-- Start Data section --

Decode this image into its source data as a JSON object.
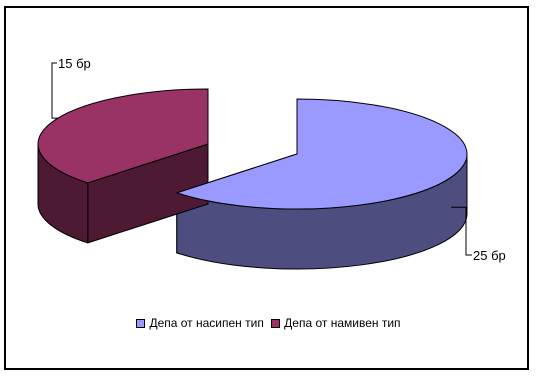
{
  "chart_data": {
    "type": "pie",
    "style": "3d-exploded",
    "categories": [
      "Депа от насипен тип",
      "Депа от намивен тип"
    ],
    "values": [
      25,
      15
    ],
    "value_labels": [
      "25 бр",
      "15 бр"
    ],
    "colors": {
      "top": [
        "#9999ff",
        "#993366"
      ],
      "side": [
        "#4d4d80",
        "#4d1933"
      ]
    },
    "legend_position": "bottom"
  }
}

-- End Data section --
-- Start Data section --

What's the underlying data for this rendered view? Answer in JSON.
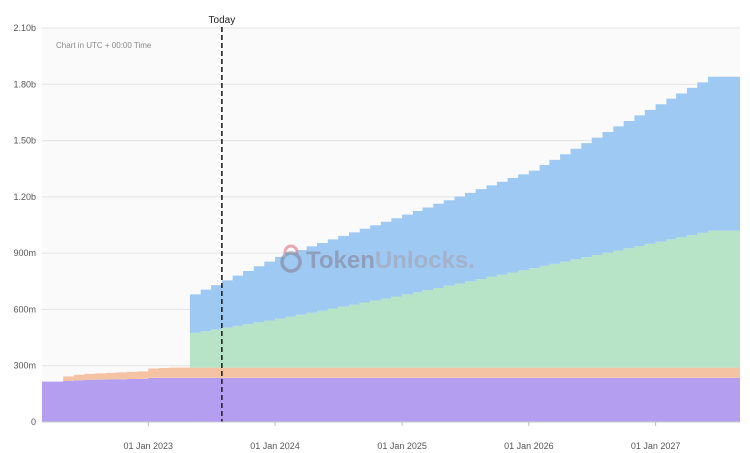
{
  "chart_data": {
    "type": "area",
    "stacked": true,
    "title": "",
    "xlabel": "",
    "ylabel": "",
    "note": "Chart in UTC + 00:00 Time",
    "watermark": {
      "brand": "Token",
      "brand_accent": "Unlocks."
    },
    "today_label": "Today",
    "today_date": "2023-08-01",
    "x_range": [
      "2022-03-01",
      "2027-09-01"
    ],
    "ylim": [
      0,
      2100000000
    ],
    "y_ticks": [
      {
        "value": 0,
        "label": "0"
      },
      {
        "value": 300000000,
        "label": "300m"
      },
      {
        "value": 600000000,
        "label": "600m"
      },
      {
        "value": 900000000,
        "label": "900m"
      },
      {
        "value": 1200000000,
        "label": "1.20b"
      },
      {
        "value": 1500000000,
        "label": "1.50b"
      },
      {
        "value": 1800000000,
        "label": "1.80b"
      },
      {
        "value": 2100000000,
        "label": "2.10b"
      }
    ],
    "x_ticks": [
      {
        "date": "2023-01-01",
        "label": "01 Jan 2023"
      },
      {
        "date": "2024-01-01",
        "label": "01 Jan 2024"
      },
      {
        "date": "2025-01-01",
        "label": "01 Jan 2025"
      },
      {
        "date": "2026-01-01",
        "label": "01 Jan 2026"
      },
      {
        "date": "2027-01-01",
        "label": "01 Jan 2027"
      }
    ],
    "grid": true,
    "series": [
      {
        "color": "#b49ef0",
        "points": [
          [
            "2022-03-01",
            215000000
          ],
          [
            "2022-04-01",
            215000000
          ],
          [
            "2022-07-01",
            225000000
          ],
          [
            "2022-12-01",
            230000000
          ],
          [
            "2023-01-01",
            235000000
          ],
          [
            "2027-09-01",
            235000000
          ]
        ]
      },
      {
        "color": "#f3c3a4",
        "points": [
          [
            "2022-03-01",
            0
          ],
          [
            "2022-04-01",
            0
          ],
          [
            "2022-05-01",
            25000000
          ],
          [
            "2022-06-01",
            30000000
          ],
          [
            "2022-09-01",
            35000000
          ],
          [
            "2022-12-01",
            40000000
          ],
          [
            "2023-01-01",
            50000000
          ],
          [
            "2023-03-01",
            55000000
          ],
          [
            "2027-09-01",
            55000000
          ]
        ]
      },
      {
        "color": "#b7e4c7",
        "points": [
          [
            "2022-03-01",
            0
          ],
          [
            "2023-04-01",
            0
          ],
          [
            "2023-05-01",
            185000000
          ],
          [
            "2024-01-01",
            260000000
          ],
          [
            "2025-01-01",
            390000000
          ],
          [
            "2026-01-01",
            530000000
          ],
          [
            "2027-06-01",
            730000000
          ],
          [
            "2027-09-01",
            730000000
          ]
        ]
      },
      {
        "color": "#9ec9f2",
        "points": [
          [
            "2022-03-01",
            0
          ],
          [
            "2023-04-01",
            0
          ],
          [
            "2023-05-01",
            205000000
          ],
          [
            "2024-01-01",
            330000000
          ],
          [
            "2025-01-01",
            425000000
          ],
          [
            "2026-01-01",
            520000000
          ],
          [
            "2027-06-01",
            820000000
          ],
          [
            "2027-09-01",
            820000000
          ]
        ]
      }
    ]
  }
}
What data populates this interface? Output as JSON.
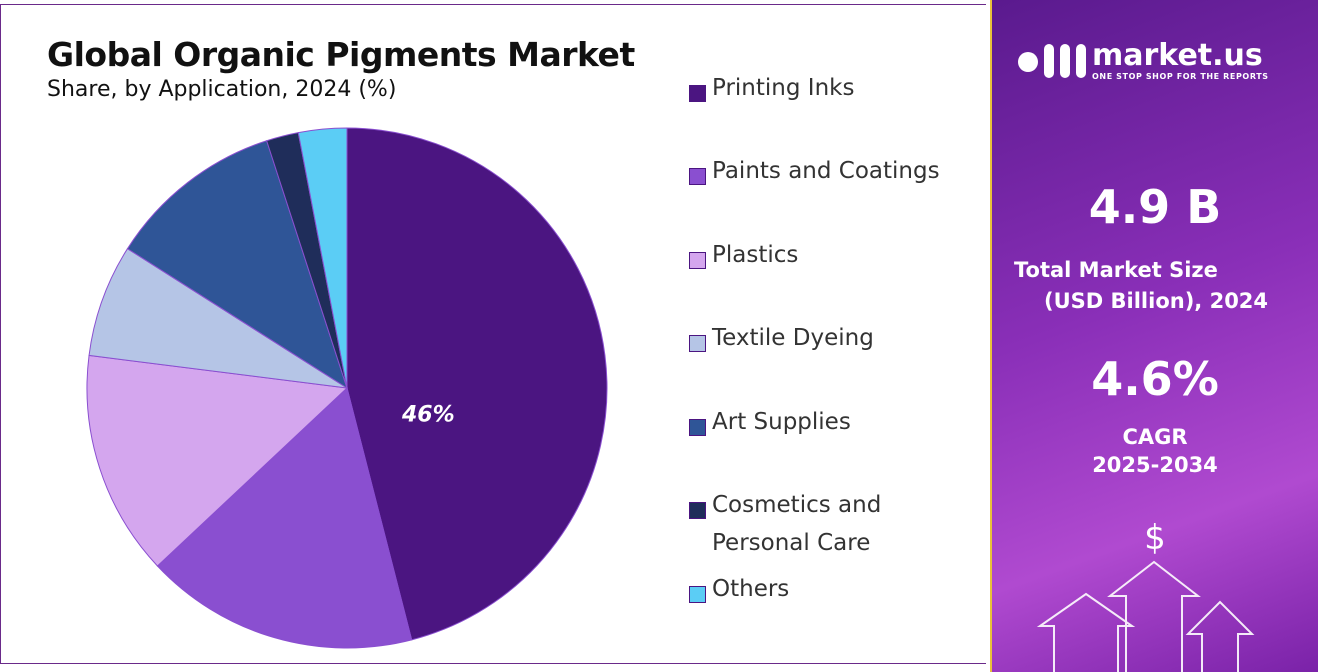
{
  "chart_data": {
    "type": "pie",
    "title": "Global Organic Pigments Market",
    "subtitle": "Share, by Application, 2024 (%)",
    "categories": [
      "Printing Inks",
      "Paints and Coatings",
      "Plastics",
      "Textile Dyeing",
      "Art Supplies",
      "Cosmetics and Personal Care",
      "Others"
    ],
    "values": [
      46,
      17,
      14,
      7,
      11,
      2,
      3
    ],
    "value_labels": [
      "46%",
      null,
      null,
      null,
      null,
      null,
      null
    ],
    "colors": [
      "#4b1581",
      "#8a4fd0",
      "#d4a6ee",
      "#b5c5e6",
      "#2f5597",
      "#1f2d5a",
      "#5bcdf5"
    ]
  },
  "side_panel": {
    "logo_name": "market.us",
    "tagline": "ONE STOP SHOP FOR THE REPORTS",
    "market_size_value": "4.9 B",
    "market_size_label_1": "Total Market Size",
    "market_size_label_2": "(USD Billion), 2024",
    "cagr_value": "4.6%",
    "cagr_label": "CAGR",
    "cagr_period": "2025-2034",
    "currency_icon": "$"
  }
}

-- End Data section --

Job => From the entries above, select each line containing the string "JSON".

Response to the exercise =>
Decode this image into its source data as a JSON object.
What's the underlying data for this rendered view? Answer in JSON.
What data populates this interface? Output as JSON.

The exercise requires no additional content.